[Requirements]: Copy the lines that follow, keeping every character the same.
______
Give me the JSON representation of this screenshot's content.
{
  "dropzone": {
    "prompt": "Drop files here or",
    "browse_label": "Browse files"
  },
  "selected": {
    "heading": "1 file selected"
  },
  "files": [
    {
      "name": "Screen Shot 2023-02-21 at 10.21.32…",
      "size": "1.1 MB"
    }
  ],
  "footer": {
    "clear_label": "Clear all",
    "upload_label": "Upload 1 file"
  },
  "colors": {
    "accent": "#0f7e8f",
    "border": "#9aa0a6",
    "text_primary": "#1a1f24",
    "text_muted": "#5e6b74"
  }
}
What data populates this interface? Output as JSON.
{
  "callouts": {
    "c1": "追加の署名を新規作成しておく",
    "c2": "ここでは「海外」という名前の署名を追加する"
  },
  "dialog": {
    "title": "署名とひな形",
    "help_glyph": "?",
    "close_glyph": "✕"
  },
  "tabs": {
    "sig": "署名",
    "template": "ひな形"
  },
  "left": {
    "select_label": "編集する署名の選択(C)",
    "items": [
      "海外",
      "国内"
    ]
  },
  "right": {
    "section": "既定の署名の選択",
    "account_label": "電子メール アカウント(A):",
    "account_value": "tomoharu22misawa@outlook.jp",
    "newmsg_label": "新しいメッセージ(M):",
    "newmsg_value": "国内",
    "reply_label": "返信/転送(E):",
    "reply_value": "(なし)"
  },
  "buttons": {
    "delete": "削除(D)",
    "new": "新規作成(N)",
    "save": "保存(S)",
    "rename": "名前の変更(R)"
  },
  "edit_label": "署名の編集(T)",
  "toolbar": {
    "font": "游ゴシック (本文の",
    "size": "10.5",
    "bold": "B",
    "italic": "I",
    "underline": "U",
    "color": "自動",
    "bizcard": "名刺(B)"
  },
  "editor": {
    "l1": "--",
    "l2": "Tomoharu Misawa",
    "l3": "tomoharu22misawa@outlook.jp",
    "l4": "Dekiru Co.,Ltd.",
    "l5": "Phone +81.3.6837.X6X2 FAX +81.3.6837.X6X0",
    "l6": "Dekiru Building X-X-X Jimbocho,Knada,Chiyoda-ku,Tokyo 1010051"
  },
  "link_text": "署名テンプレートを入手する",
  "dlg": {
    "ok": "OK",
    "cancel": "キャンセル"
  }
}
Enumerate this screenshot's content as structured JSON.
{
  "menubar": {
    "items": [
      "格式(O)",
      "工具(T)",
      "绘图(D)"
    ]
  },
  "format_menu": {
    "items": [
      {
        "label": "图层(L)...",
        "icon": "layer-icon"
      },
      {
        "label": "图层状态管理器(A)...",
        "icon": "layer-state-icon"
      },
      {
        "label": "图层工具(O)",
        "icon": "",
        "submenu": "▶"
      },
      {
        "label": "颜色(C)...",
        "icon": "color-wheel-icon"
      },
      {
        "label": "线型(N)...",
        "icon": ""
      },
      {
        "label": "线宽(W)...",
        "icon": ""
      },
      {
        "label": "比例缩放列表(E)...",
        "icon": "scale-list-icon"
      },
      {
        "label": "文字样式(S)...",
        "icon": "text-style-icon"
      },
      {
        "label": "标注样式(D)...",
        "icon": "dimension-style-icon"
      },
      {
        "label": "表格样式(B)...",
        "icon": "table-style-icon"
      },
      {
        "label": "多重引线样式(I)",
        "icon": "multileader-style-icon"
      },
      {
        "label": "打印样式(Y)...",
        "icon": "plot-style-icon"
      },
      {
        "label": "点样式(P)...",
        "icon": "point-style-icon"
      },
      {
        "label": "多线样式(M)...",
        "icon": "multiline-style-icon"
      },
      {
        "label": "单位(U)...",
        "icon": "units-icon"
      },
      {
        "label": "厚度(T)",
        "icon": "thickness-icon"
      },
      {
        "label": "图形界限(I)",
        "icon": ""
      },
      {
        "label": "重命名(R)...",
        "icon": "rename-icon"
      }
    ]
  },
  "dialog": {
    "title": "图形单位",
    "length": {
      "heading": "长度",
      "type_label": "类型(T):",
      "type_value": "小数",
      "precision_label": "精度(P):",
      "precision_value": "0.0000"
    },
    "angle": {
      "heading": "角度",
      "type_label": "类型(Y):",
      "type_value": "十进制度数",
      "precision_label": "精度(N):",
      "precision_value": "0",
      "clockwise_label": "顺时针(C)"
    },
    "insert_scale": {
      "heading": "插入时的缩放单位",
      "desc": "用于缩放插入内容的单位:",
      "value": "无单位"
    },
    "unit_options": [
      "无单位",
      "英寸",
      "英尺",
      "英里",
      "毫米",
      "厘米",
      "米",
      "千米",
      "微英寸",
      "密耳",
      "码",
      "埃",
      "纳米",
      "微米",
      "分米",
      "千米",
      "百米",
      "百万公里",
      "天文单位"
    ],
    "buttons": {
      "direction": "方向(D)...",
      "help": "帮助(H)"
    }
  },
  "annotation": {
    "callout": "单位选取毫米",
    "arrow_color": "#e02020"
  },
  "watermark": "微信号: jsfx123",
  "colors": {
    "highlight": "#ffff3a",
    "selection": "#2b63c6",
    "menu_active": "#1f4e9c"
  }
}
______
[Task solution]:
Give me the JSON representation of this screenshot's content.
{
  "dropzone": {
    "prompt": "Drop files here or",
    "browse_label": "Browse files"
  },
  "selected": {
    "heading": "1 file selected"
  },
  "files": [
    {
      "name": "Screen Shot 2023-02-21 at 10.21.32…",
      "size": "1.1 MB"
    }
  ],
  "footer": {
    "clear_label": "Clear all",
    "upload_label": "Upload 1 file"
  },
  "colors": {
    "accent": "#0f7e8f",
    "border": "#9aa0a6",
    "text_primary": "#1a1f24",
    "text_muted": "#5e6b74"
  }
}
What data populates this interface? Output as JSON.
{
  "callouts": {
    "c1": "追加の署名を新規作成しておく",
    "c2": "ここでは「海外」という名前の署名を追加する"
  },
  "dialog": {
    "title": "署名とひな形",
    "help_glyph": "?",
    "close_glyph": "✕"
  },
  "tabs": {
    "sig": "署名",
    "template": "ひな形"
  },
  "left": {
    "select_label": "編集する署名の選択(C)",
    "items": [
      "海外",
      "国内"
    ]
  },
  "right": {
    "section": "既定の署名の選択",
    "account_label": "電子メール アカウント(A):",
    "account_value": "tomoharu22misawa@outlook.jp",
    "newmsg_label": "新しいメッセージ(M):",
    "newmsg_value": "国内",
    "reply_label": "返信/転送(E):",
    "reply_value": "(なし)"
  },
  "buttons": {
    "delete": "削除(D)",
    "new": "新規作成(N)",
    "save": "保存(S)",
    "rename": "名前の変更(R)"
  },
  "edit_label": "署名の編集(T)",
  "toolbar": {
    "font": "游ゴシック (本文の",
    "size": "10.5",
    "bold": "B",
    "italic": "I",
    "underline": "U",
    "color": "自動",
    "bizcard": "名刺(B)"
  },
  "editor": {
    "l1": "--",
    "l2": "Tomoharu Misawa",
    "l3": "tomoharu22misawa@outlook.jp",
    "l4": "Dekiru Co.,Ltd.",
    "l5": "Phone +81.3.6837.X6X2 FAX +81.3.6837.X6X0",
    "l6": "Dekiru Building X-X-X Jimbocho,Knada,Chiyoda-ku,Tokyo 1010051"
  },
  "link_text": "署名テンプレートを入手する",
  "dlg": {
    "ok": "OK",
    "cancel": "キャンセル"
  }
}
Enumerate this screenshot's content as structured JSON.
{
  "menubar": {
    "items": [
      "格式(O)",
      "工具(T)",
      "绘图(D)"
    ]
  },
  "format_menu": {
    "items": [
      {
        "label": "图层(L)...",
        "icon": "layer-icon"
      },
      {
        "label": "图层状态管理器(A)...",
        "icon": "layer-state-icon"
      },
      {
        "label": "图层工具(O)",
        "icon": "",
        "submenu": "▶"
      },
      {
        "label": "颜色(C)...",
        "icon": "color-wheel-icon"
      },
      {
        "label": "线型(N)...",
        "icon": ""
      },
      {
        "label": "线宽(W)...",
        "icon": ""
      },
      {
        "label": "比例缩放列表(E)...",
        "icon": "scale-list-icon"
      },
      {
        "label": "文字样式(S)...",
        "icon": "text-style-icon"
      },
      {
        "label": "标注样式(D)...",
        "icon": "dimension-style-icon"
      },
      {
        "label": "表格样式(B)...",
        "icon": "table-style-icon"
      },
      {
        "label": "多重引线样式(I)",
        "icon": "multileader-style-icon"
      },
      {
        "label": "打印样式(Y)...",
        "icon": "plot-style-icon"
      },
      {
        "label": "点样式(P)...",
        "icon": "point-style-icon"
      },
      {
        "label": "多线样式(M)...",
        "icon": "multiline-style-icon"
      },
      {
        "label": "单位(U)...",
        "icon": "units-icon"
      },
      {
        "label": "厚度(T)",
        "icon": "thickness-icon"
      },
      {
        "label": "图形界限(I)",
        "icon": ""
      },
      {
        "label": "重命名(R)...",
        "icon": "rename-icon"
      }
    ]
  },
  "dialog": {
    "title": "图形单位",
    "length": {
      "heading": "长度",
      "type_label": "类型(T):",
      "type_value": "小数",
      "precision_label": "精度(P):",
      "precision_value": "0.0000"
    },
    "angle": {
      "heading": "角度",
      "type_label": "类型(Y):",
      "type_value": "十进制度数",
      "precision_label": "精度(N):",
      "precision_value": "0",
      "clockwise_label": "顺时针(C)"
    },
    "insert_scale": {
      "heading": "插入时的缩放单位",
      "desc": "用于缩放插入内容的单位:",
      "value": "无单位"
    },
    "unit_options": [
      "无单位",
      "英寸",
      "英尺",
      "英里",
      "毫米",
      "厘米",
      "米",
      "千米",
      "微英寸",
      "密耳",
      "码",
      "埃",
      "纳米",
      "微米",
      "分米",
      "千米",
      "百米",
      "百万公里",
      "天文单位"
    ],
    "buttons": {
      "direction": "方向(D)...",
      "help": "帮助(H)"
    }
  },
  "annotation": {
    "callout": "单位选取毫米",
    "arrow_color": "#e02020"
  },
  "watermark": "微信号: jsfx123",
  "colors": {
    "highlight": "#ffff3a",
    "selection": "#2b63c6",
    "menu_active": "#1f4e9c"
  }
}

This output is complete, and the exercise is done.